## TO DO
List each line of the data that holds the string "грудей", please.

Data excerpts:
* * * * *
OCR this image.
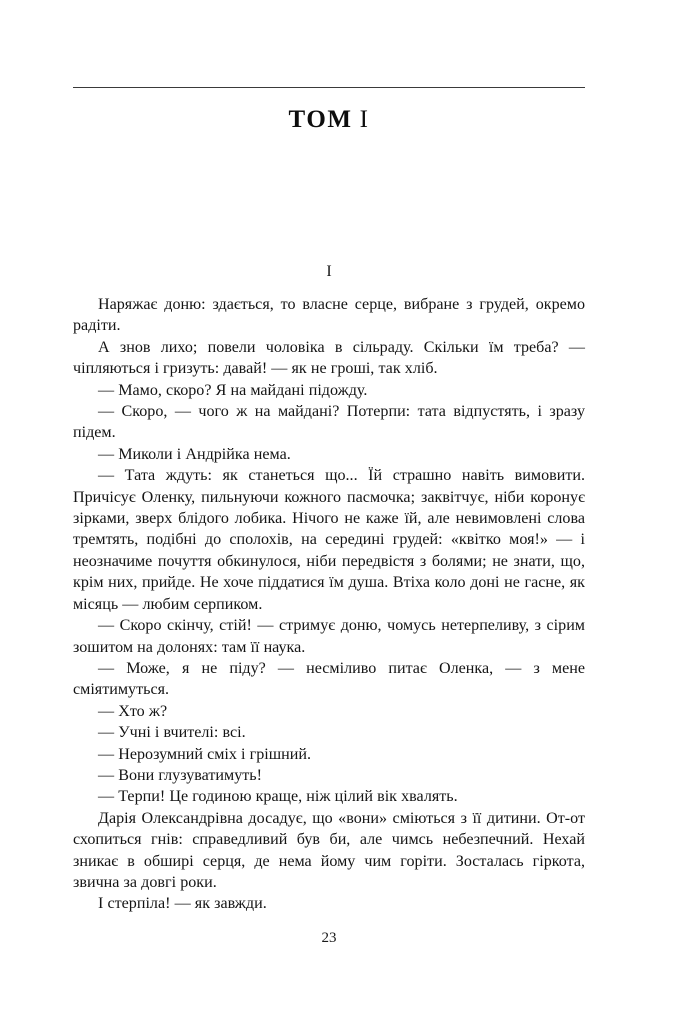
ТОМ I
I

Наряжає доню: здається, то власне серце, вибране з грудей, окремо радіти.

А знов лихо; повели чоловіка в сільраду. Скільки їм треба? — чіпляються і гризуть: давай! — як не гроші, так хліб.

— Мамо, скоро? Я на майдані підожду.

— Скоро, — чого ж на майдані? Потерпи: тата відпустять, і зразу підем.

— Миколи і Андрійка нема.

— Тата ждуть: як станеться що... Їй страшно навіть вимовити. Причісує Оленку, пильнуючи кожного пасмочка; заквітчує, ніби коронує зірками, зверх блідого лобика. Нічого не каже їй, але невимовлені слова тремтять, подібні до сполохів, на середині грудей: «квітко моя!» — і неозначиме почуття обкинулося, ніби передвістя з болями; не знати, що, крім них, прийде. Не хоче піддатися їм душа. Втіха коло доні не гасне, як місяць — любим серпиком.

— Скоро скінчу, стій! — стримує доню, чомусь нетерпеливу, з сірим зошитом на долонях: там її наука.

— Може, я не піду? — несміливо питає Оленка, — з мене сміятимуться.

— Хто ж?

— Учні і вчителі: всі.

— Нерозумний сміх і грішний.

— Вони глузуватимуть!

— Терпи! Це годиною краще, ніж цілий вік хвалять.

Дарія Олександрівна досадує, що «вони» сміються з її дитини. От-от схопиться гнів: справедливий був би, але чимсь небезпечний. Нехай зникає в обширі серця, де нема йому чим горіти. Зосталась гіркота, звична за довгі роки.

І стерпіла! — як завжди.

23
* * * * *
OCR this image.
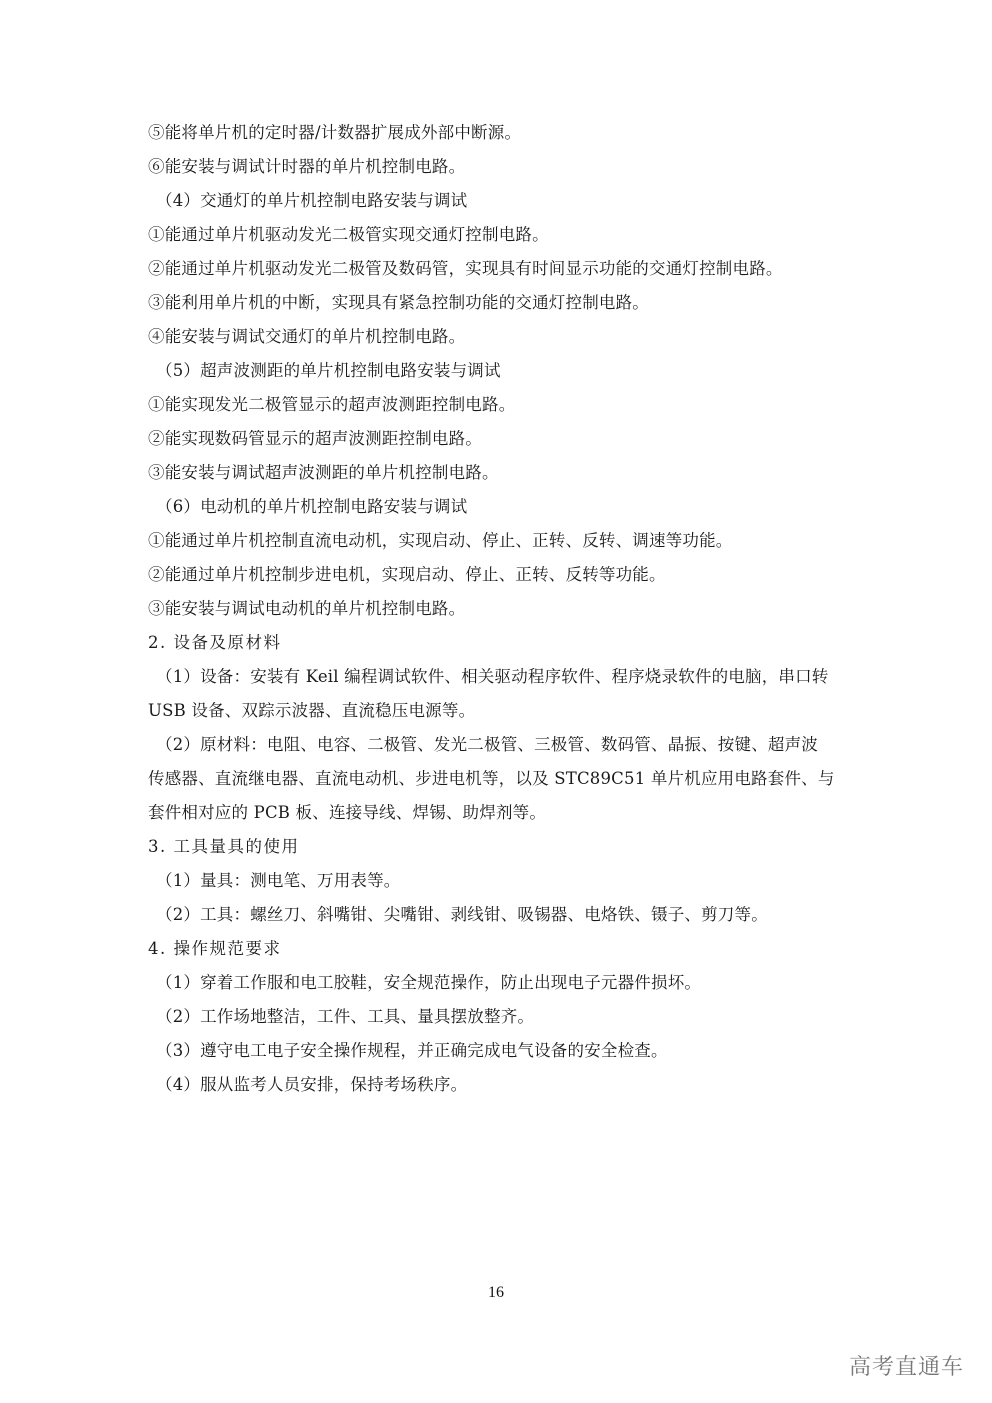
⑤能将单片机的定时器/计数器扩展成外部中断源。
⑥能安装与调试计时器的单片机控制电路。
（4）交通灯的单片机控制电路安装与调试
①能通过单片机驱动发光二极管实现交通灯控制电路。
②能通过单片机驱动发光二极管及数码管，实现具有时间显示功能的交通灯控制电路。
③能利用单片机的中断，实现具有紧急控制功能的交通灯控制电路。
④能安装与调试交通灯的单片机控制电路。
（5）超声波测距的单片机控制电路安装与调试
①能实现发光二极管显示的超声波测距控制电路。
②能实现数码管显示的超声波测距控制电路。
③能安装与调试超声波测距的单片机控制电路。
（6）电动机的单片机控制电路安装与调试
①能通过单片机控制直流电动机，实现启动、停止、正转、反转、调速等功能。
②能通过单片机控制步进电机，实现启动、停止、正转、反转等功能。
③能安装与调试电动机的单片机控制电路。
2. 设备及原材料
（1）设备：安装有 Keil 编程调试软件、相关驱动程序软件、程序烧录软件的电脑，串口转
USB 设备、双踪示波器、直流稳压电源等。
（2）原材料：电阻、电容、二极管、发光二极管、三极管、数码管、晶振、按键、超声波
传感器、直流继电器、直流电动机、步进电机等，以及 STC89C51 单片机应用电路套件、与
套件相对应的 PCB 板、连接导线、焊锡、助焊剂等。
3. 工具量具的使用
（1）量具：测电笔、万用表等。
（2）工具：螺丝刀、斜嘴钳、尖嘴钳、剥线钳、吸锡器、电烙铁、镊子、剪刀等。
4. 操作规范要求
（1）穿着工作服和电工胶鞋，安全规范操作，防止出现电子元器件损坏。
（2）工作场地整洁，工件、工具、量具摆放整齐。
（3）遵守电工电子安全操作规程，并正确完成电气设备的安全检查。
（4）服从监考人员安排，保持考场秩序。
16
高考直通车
* * * * *
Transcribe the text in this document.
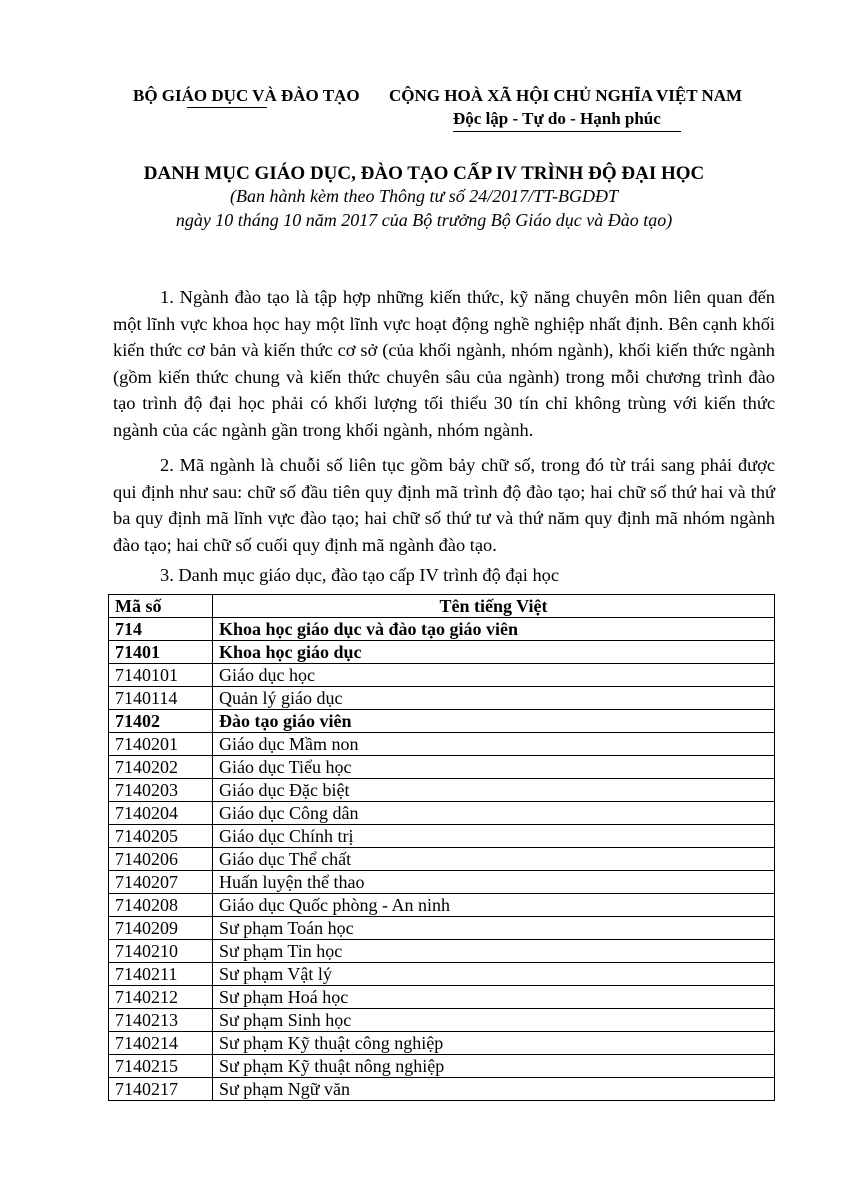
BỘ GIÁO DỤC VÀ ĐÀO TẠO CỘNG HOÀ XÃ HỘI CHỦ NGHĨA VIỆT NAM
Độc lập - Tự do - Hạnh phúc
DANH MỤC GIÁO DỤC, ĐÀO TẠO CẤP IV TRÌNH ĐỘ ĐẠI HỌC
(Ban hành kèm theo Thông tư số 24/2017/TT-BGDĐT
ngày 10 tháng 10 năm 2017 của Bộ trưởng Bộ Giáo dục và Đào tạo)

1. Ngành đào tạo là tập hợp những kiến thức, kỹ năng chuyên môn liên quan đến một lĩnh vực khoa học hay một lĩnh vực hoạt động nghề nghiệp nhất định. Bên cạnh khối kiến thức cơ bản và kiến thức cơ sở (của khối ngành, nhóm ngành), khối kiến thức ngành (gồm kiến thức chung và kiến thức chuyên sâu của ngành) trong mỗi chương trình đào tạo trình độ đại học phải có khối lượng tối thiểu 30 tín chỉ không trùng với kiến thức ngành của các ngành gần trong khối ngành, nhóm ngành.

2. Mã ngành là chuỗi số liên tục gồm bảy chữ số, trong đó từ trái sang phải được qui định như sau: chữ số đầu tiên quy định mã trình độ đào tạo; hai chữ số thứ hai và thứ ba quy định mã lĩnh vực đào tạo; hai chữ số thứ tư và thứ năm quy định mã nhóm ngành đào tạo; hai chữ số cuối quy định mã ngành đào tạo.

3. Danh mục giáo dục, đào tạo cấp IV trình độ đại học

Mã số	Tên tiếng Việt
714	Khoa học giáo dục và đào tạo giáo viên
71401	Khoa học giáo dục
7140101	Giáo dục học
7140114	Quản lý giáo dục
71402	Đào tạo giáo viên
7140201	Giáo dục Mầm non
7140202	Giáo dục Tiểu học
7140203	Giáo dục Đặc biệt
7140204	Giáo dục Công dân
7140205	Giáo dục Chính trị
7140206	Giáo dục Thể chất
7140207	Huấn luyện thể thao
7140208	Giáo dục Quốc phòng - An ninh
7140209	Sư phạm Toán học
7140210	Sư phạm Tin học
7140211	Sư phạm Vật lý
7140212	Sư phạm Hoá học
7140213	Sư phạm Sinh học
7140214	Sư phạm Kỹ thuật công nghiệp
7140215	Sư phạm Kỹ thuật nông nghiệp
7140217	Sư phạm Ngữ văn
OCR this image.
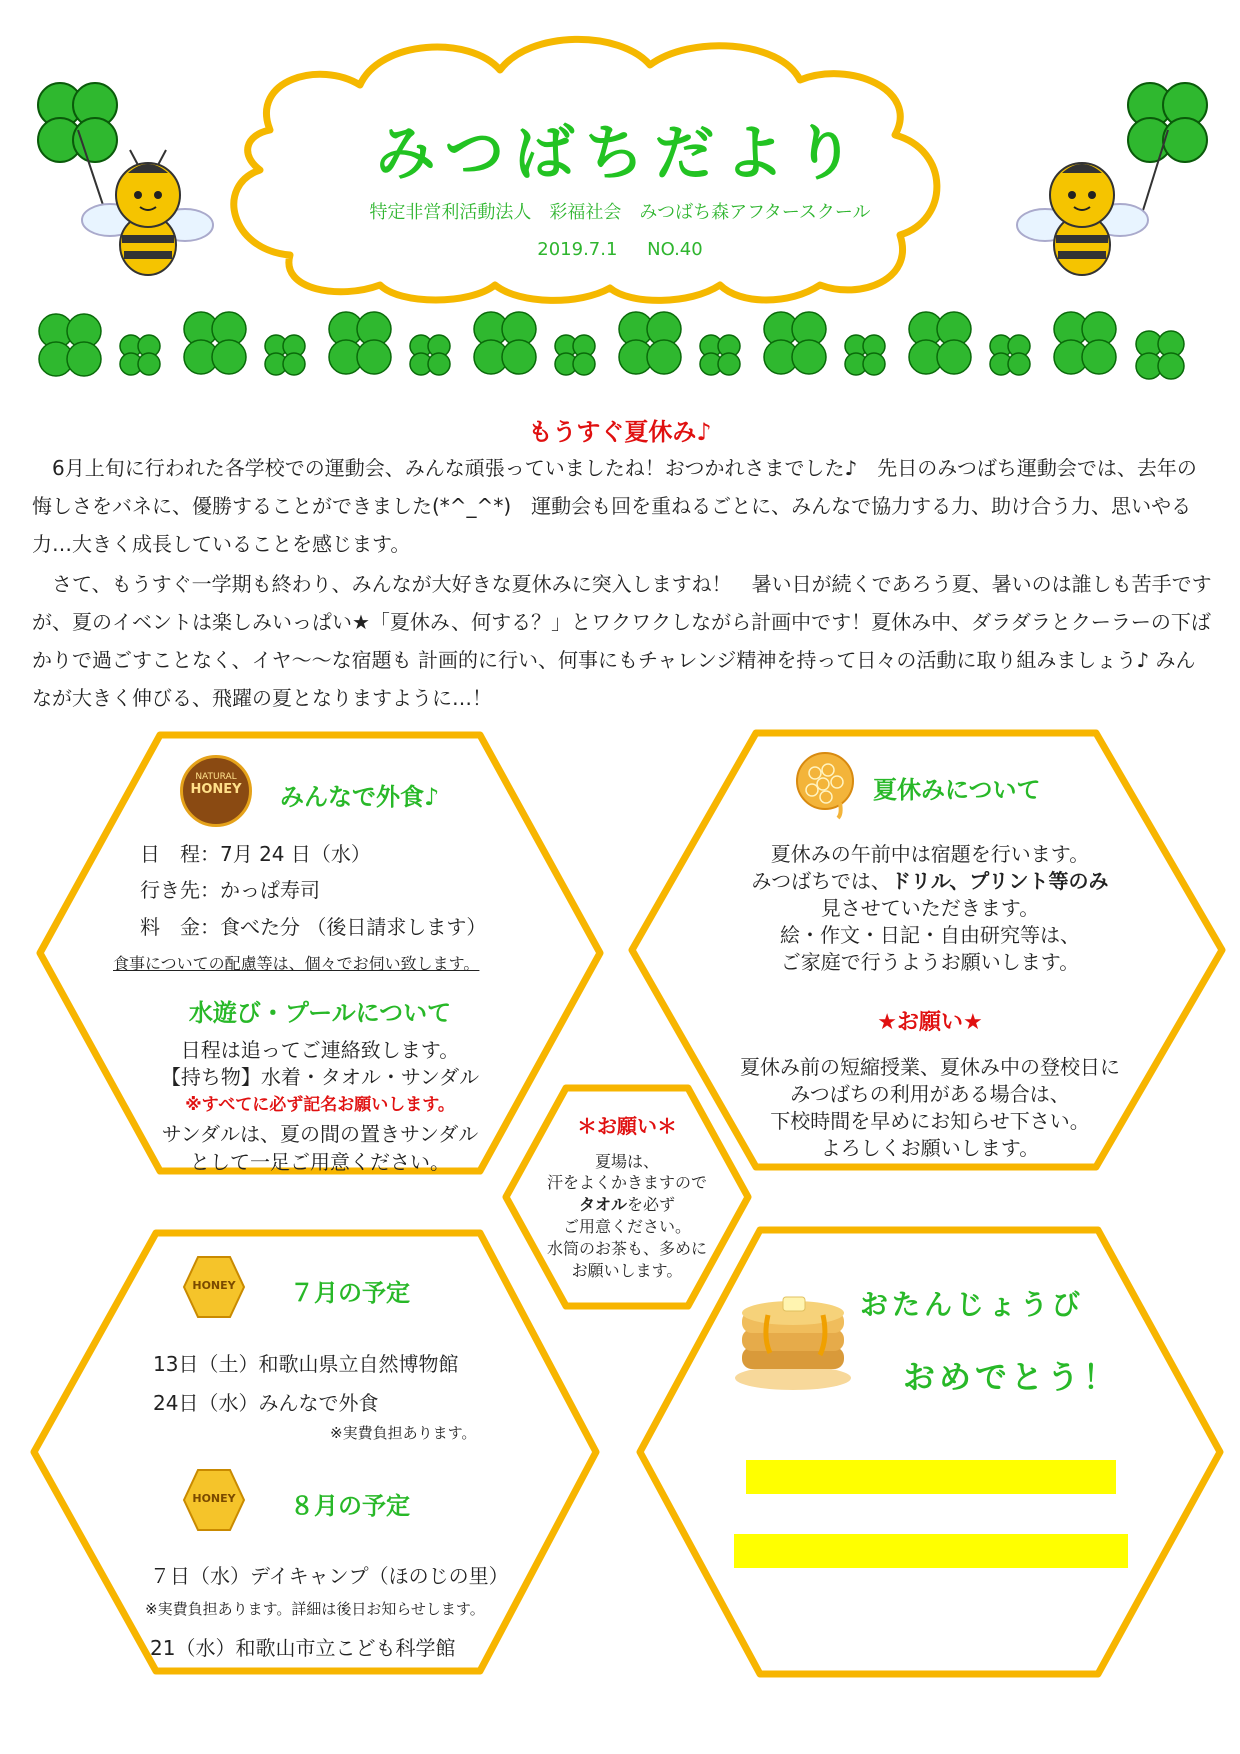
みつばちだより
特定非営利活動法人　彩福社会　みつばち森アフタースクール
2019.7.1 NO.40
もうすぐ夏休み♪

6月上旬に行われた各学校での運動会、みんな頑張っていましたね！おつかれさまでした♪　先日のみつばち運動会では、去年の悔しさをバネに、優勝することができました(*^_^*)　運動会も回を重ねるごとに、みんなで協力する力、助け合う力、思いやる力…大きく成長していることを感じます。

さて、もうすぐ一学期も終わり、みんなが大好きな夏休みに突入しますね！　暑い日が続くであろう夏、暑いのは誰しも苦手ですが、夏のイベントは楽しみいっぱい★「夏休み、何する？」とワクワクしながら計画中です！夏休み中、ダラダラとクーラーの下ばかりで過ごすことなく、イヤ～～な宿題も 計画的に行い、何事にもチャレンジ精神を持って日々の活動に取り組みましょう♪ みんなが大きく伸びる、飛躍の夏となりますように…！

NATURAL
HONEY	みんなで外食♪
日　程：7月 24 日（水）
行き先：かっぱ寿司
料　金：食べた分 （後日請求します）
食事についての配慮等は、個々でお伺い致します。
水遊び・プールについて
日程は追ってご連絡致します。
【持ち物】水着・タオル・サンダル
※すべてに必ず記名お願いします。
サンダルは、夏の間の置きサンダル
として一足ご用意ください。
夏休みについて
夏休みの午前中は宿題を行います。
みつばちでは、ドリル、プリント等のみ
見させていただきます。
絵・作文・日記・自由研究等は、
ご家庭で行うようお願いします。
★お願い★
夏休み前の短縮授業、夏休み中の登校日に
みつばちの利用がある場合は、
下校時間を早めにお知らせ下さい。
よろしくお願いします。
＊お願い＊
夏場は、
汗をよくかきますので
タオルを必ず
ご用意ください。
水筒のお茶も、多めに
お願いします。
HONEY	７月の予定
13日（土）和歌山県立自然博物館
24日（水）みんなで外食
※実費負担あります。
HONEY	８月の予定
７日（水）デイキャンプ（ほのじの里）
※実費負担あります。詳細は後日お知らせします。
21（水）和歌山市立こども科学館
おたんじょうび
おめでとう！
* * * * *
## ANSWER TO THE TASK
Наряжає доню: здається, то власне серце, вибране з грудей, окремо радіти.
— Тата ждуть: як станеться що... Їй страшно навіть вимовити. Причісує Оленку, пильнуючи кожного пасмочка; заквітчує, ніби коронує зірками, зверх блідого лобика. Нічого не каже їй, але невимовлені слова тремтять, подібні до сполохів, на середині грудей: «квітко моя!» — і неозначиме почуття обкинулося, ніби передвістя з болями; не знати, що, крім них, прийде. Не хоче піддатися їм душа. Втіха коло доні не гасне, як місяць — любим серпиком.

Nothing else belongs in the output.